EXTRACTED DATA –
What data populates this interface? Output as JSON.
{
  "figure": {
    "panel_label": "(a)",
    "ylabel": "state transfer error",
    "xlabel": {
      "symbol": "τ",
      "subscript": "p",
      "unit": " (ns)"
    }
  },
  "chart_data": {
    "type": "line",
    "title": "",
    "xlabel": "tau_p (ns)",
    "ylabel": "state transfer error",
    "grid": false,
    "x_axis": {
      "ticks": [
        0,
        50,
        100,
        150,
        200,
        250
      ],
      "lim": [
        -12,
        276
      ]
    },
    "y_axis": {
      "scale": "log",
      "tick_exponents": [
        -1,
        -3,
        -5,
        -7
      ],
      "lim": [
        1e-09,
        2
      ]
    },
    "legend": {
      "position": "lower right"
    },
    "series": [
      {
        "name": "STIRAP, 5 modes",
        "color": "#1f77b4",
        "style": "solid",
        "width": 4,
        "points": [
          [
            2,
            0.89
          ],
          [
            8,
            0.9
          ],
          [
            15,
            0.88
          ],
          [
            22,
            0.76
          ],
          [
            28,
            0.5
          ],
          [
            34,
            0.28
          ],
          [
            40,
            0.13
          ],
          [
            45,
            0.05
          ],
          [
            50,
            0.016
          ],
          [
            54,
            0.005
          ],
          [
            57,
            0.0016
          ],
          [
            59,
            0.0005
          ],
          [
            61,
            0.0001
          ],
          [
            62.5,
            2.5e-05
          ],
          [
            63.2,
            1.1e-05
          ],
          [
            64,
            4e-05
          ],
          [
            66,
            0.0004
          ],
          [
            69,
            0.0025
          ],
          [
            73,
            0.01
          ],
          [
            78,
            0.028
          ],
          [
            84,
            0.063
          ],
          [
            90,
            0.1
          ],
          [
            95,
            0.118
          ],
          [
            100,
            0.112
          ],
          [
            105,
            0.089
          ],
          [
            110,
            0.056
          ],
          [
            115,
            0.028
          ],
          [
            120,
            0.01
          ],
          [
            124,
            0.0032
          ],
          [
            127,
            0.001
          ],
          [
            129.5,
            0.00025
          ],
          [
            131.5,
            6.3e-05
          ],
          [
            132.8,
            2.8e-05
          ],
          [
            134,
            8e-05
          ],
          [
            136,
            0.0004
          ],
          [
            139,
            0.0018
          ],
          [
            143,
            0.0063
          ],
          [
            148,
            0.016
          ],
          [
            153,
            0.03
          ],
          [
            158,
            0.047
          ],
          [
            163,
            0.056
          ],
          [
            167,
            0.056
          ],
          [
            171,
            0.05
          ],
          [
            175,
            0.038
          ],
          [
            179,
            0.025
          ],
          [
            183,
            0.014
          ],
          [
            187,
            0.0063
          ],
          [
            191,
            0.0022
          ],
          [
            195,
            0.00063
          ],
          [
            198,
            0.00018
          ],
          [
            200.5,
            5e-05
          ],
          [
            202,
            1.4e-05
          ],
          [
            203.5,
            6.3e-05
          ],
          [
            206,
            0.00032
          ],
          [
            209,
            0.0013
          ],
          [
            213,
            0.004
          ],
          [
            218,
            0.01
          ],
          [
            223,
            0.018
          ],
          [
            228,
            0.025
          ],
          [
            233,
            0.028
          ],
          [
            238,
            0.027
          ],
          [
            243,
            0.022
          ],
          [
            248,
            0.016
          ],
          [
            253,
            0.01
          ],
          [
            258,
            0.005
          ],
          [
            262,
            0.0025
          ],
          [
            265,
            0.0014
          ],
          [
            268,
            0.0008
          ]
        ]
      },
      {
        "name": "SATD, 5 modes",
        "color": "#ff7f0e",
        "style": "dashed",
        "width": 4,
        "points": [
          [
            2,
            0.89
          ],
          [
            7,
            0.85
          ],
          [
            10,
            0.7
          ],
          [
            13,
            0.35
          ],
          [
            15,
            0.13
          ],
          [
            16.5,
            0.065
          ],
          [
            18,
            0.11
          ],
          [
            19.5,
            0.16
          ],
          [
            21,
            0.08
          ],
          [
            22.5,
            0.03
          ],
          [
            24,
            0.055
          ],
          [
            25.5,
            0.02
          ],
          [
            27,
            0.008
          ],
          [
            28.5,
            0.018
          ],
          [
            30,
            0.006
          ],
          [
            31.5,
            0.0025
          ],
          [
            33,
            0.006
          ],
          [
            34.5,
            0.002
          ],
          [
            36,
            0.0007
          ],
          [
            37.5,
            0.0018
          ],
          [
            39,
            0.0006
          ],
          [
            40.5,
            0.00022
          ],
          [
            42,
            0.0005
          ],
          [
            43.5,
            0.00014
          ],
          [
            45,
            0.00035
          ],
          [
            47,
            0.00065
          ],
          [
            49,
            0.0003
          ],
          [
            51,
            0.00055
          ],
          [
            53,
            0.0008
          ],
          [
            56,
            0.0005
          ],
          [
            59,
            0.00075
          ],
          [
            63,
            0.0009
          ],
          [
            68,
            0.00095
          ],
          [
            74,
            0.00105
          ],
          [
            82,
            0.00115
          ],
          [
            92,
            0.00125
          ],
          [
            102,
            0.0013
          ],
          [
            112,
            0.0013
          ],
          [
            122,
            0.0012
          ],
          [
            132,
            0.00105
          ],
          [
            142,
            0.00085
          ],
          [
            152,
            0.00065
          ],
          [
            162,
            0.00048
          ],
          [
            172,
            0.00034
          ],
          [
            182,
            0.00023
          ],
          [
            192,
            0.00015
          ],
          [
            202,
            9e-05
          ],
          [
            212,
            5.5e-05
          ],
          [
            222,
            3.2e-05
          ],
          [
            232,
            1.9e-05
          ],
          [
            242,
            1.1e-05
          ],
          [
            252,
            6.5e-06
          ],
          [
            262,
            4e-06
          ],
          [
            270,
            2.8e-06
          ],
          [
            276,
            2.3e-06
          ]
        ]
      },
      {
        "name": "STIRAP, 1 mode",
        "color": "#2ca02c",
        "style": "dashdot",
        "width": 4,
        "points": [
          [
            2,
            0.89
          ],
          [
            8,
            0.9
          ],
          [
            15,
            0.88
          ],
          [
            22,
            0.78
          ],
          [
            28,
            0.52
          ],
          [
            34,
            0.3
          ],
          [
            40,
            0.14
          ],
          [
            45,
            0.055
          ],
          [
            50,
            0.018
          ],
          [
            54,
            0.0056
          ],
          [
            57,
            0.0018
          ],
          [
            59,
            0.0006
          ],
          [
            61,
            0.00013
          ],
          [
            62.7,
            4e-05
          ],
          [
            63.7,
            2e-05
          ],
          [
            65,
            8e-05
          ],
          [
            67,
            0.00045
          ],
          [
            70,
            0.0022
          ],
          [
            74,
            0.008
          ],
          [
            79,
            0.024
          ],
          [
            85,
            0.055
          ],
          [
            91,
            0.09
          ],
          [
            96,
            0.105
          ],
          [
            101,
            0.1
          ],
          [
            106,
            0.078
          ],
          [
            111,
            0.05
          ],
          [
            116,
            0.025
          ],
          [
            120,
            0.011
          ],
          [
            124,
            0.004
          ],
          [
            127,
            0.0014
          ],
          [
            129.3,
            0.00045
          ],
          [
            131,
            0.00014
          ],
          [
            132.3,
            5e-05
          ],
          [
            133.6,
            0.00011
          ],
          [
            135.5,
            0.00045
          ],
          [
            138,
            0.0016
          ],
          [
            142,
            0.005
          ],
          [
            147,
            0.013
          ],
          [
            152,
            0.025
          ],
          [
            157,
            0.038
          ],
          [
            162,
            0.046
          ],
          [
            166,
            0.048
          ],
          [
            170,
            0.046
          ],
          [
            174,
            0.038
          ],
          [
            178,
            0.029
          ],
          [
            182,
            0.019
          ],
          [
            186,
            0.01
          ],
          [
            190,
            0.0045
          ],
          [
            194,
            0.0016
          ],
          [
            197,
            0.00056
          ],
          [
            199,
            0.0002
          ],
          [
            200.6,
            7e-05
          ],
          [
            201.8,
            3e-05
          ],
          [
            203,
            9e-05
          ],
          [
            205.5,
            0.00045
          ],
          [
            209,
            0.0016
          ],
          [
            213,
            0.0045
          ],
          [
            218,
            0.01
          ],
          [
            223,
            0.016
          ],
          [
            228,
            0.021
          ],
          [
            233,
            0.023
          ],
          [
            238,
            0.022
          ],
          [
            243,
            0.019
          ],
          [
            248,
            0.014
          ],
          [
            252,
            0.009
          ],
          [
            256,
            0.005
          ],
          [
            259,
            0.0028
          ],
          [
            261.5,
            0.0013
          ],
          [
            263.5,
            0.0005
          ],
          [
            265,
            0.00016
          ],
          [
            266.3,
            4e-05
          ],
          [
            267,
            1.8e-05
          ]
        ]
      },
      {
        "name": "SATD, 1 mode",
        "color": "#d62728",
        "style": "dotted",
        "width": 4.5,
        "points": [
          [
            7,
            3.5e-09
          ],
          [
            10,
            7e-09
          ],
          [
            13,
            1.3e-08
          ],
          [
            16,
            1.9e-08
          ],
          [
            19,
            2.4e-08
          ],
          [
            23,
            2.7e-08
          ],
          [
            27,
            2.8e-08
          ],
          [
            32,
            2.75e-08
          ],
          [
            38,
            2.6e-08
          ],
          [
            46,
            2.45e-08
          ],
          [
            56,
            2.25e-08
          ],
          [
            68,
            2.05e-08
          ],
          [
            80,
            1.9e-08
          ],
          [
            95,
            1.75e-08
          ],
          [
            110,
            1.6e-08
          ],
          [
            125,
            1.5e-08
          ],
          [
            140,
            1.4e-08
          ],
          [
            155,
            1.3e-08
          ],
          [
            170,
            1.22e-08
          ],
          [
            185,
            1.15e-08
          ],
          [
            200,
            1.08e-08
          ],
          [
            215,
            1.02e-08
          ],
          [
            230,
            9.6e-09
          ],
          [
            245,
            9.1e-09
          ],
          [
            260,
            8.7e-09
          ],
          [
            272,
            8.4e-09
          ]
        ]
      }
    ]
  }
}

DIRECTIONS FOR THIS TASK – Lines that hold "color" are the ones to copy; find all of them.

CORRECT ANSWER –
        "color": "#1f77b4",
        "color": "#ff7f0e",
        "color": "#2ca02c",
        "color": "#d62728",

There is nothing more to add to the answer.